**WRITTEN EXERCISE:** Render every line of the items below as a Markdown table with two columns, Row and Line, numbering each row and leaving out blank lines and the pictures.

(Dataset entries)
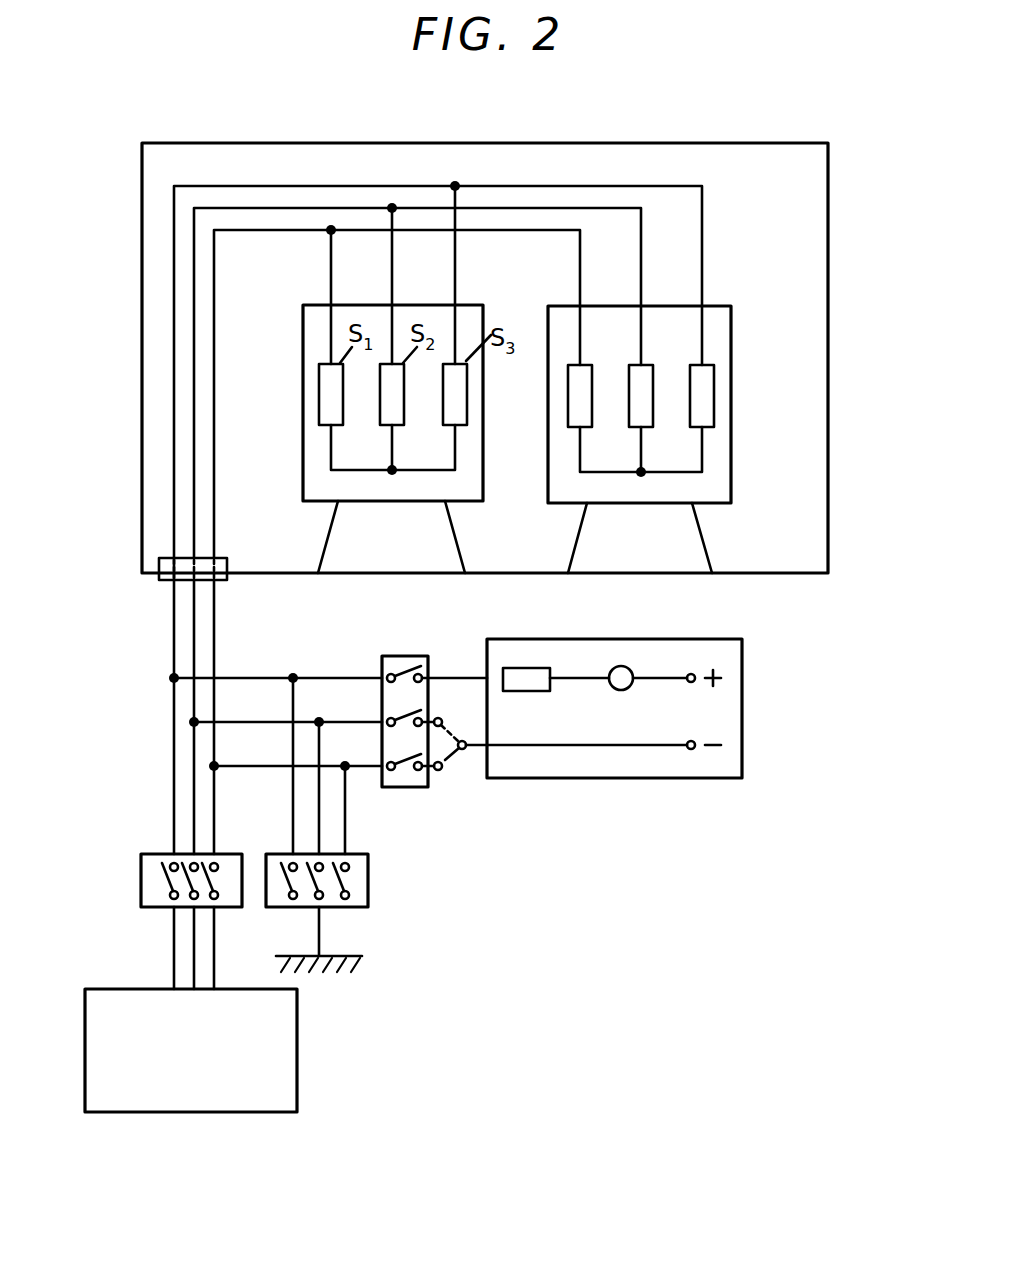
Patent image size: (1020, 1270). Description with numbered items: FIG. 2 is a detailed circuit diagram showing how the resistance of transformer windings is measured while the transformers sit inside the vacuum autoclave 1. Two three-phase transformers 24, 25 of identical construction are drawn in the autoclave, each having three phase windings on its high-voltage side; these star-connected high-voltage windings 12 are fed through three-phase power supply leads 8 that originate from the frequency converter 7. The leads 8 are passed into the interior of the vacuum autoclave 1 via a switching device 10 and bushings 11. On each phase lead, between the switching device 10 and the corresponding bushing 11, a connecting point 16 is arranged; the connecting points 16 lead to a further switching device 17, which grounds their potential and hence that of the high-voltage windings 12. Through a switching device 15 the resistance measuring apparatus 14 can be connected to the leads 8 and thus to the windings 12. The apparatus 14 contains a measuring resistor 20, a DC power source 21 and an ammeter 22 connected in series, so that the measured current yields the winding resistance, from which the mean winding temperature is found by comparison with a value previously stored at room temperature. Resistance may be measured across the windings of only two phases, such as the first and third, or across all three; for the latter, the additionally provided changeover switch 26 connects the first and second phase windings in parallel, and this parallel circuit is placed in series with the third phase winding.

The vacuum autoclave 1 is at (828, 338).
The frequency converter 7 is at (297, 1050).
The three-phase power supply leads 8 is at (212, 827).
The switching device 10 is at (141, 880).
The bushings 11 is at (159, 578).
The high-voltage windings 12 is at (328, 363).
The resistance measuring apparatus 14 is at (742, 766).
The switching device 15 is at (407, 787).
The connecting points 16 is at (214, 766).
The further switching device 17 is at (368, 880).
The measuring resistor 20 is at (523, 668).
The DC power source 21 is at (693, 698).
The ammeter 22 is at (621, 666).
The three-phase transformer 24 is at (310, 479).
The three-phase transformer 25 is at (720, 483).
The changeover switch 26 is at (448, 760).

**SOLUTION TO THIS PROBLEM:**
| Row | Line |
|---|---|
| 1 | Patent image size: (1020, 1270). Description with numbered items: FIG. 2 is a detailed circuit diagram showing how the resistance of transformer windings is measured while the transformers sit inside the vacuum autoclave 1. Two three-phase transformers 24, 25 of identical construction are drawn in the autoclave, each having three phase windings on its high-voltage side; these star-connected high-voltage windings 12 are fed through three-phase power supply leads 8 that originate from the frequency converter 7. The leads 8 are passed into the interior of the vacuum autoclave 1 via a switching device 10 and bushings 11. On each phase lead, between the switching device 10 and the corresponding bushing 11, a connecting point 16 is arranged; the connecting points 16 lead to a further switching device 17, which grounds their potential and hence that of the high-voltage windings 12. Through a switching device 15 the resistance measuring apparatus 14 can be connected to the leads 8 and thus to the windings 12. The apparatus 14 contains a measuring resistor 20, a DC power source 21 and an ammeter 22 connected in series, so that the measured current yields the winding resistance, from which the mean winding temperature is found by comparison with a value previously stored at room temperature. Resistance may be measured across the windings of only two phases, such as the first and third, or across all three; for the latter, the additionally provided changeover switch 26 connects the first and second phase windings in parallel, and this parallel circuit is placed in series with the third phase winding. |
| 2 | The vacuum autoclave 1 is at (828, 338). |
| 3 | The frequency converter 7 is at (297, 1050). |
| 4 | The three-phase power supply leads 8 is at (212, 827). |
| 5 | The switching device 10 is at (141, 880). |
| 6 | The bushings 11 is at (159, 578). |
| 7 | The high-voltage windings 12 is at (328, 363). |
| 8 | The resistance measuring apparatus 14 is at (742, 766). |
| 9 | The switching device 15 is at (407, 787). |
| 10 | The connecting points 16 is at (214, 766). |
| 11 | The further switching device 17 is at (368, 880). |
| 12 | The measuring resistor 20 is at (523, 668). |
| 13 | The DC power source 21 is at (693, 698). |
| 14 | The ammeter 22 is at (621, 666). |
| 15 | The three-phase transformer 24 is at (310, 479). |
| 16 | The three-phase transformer 25 is at (720, 483). |
| 17 | The changeover switch 26 is at (448, 760). |